* [WORK TO DO]:
In the markets commentary, retype the stretch that begins with the words containing "Crucially, investors seem" and ends with "keep prices restrained.".

* [PASSAGE]:
[Start]

A look at the day ahead in European and global markets from
Wayne Cole.
While Israel and Iran continue to exchange missiles, markets
have been resilient so far on Monday with most Asian indexes in
the black. Chinese retail sales topped forecasts, but to no
discernible reaction.
Oil jumped 4% at the open, but soon calmed down and is now
up around 1%. Given the region's history, war in the Middle East
is not surprising and, so far, this one does not look like
spreading wider.
Crucially, investors seem to be assuming Iran will not
threaten to close the Strait of Hormuz since that would risk
dragging the United States into the conflict. There's also
plenty of scope for Saudi Arabia and the rest of OPEC to expand
supply if needed to keep prices restrained.
The escalation is certainly an unwanted headache for the G7
meeting in Canada, which faces more than enough confrontation
ahead over President Trump's tariffs on allies.
There has been little sign of concrete progress on any trade
deals, and even last week's U.S.-China tariff truce might not
have fixed the restrictions on minerals most closely tied to
national security.
The spike in oil will be an added complication for the
Federal Reserve meeting this week, but it would have to be a
sustained rise in prices to be a true inflationary threat.

[End]

* [ITEMS]:
[Start]

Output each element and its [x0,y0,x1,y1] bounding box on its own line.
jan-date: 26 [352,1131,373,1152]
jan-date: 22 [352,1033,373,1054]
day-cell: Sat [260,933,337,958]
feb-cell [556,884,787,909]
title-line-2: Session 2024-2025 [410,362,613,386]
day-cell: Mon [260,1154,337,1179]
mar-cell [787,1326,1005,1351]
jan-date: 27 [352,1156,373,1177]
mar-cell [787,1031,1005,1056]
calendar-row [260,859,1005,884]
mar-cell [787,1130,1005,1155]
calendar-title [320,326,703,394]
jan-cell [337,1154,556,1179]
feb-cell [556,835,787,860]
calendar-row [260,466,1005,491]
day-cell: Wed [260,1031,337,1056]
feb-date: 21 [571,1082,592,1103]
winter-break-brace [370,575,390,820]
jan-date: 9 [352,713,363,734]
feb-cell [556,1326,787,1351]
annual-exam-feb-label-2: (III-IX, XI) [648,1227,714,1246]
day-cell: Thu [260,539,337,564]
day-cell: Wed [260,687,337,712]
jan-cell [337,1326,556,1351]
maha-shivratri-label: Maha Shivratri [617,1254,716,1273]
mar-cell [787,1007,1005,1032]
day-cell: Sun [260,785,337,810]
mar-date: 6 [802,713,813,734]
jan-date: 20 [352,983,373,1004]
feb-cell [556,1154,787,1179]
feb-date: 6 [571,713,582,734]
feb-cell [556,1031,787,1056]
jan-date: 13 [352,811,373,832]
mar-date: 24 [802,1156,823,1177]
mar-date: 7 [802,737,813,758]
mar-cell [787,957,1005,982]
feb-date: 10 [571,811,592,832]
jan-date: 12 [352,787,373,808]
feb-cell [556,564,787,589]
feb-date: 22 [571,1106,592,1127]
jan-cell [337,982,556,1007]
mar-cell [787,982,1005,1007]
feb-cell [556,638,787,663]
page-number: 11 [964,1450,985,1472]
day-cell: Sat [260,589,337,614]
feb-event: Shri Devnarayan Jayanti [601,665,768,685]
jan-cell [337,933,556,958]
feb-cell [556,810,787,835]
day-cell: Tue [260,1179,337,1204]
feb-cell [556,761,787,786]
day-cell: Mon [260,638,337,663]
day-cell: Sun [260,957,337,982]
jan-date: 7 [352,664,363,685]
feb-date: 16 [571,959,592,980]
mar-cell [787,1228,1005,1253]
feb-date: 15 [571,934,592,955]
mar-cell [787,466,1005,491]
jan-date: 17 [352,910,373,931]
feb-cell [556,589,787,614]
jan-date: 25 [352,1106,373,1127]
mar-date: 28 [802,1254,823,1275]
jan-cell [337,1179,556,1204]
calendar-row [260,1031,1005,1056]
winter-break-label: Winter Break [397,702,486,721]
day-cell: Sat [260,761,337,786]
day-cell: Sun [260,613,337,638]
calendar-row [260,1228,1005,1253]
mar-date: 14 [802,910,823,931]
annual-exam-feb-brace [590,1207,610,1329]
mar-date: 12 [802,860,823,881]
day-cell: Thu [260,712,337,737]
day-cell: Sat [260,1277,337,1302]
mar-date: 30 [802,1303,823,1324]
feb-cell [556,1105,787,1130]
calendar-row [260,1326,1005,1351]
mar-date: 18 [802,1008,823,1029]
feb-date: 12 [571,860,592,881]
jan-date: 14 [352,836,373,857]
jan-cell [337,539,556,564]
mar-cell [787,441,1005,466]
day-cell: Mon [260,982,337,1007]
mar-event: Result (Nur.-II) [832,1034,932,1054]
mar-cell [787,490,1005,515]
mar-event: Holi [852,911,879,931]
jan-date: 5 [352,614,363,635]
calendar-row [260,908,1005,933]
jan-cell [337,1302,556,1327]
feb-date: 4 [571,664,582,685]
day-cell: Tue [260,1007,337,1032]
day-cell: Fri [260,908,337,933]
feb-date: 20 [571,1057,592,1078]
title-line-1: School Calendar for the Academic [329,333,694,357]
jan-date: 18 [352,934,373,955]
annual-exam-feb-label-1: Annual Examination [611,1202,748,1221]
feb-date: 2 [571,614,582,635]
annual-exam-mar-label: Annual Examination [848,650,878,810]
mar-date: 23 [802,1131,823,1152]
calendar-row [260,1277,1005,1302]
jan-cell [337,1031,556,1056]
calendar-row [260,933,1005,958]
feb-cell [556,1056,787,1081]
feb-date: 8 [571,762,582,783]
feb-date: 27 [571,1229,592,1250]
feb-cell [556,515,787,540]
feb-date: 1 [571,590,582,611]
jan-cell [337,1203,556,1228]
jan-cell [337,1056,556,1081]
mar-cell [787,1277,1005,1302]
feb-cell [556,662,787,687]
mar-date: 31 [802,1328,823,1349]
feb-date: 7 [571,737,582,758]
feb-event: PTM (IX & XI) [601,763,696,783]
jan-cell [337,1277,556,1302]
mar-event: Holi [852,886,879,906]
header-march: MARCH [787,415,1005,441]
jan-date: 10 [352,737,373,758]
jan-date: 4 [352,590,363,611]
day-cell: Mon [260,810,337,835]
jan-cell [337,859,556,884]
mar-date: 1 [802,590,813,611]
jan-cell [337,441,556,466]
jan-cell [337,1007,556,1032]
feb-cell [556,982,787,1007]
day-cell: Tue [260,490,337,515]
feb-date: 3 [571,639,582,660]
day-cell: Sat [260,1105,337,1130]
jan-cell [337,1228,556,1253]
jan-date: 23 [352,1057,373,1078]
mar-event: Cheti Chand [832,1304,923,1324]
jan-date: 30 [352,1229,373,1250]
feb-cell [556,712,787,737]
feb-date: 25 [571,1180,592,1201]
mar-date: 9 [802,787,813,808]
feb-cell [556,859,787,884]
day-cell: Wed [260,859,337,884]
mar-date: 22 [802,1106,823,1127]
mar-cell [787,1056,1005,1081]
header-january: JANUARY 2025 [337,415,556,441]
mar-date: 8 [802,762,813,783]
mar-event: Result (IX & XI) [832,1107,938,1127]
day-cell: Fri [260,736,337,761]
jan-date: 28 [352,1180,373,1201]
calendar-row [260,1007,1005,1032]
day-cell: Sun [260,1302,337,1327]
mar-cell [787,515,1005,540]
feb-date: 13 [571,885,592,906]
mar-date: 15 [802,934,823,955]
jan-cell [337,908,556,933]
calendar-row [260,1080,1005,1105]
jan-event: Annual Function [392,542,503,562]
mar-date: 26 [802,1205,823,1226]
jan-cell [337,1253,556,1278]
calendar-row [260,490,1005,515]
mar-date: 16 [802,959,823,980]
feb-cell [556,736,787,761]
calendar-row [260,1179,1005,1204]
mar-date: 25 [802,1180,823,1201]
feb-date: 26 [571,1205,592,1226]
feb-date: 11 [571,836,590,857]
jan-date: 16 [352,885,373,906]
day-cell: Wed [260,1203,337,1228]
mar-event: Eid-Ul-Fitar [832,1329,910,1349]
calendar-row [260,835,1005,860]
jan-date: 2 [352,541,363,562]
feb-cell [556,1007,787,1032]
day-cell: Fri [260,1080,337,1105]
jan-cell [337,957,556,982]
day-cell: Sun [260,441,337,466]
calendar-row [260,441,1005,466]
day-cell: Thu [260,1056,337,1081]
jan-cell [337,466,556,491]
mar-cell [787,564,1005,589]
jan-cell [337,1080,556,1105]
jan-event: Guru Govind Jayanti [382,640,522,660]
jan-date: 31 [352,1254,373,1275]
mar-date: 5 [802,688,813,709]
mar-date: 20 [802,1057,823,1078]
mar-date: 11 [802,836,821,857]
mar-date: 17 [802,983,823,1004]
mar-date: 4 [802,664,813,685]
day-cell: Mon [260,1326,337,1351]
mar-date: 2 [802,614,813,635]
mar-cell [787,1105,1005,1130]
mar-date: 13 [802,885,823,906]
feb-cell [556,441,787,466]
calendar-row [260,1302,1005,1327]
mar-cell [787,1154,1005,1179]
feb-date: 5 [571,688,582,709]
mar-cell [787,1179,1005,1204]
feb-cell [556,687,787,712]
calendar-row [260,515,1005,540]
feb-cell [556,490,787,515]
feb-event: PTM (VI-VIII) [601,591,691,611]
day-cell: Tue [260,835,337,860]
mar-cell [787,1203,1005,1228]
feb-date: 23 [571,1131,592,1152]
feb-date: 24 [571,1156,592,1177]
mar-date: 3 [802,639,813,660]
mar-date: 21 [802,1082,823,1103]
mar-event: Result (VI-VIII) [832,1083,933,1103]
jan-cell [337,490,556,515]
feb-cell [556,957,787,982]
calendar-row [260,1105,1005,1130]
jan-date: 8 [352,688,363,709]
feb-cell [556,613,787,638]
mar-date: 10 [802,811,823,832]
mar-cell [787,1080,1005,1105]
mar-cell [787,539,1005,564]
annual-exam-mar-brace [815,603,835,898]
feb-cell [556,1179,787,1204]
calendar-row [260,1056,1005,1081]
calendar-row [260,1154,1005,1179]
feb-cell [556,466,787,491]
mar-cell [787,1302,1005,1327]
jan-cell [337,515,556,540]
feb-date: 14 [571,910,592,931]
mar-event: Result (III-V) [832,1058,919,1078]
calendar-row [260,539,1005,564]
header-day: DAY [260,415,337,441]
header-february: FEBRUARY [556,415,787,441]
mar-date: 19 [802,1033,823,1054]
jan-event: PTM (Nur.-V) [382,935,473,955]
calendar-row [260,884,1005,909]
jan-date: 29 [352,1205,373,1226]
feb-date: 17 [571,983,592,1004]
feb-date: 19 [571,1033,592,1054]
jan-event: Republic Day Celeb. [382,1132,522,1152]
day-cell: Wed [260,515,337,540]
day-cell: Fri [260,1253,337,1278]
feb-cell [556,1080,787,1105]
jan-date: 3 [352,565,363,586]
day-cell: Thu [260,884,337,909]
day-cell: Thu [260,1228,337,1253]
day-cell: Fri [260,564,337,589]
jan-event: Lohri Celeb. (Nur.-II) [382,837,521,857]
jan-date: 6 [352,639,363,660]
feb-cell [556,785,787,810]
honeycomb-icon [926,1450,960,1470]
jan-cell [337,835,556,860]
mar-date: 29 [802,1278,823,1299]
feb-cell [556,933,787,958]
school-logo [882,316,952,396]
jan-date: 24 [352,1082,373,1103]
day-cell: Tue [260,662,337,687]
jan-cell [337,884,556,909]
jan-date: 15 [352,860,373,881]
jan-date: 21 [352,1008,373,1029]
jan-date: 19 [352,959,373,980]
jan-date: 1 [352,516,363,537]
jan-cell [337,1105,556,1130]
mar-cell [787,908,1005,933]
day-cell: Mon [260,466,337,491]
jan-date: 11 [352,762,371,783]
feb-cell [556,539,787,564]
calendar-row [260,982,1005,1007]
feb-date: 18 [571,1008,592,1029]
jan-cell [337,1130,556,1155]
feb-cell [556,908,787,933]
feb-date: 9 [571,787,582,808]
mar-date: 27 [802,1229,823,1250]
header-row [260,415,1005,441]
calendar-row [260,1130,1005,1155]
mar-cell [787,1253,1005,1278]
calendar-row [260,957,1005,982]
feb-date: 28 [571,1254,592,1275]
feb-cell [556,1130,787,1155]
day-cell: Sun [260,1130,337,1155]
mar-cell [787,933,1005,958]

[End]

* [WORKED ANSWER]:
Crucially, investors seem to be assuming Iran will not
threaten to close the Strait of Hormuz since that would risk
dragging the United States into the conflict. There's also
plenty of scope for Saudi Arabia and the rest of OPEC to expand
supply if needed to keep prices restrained.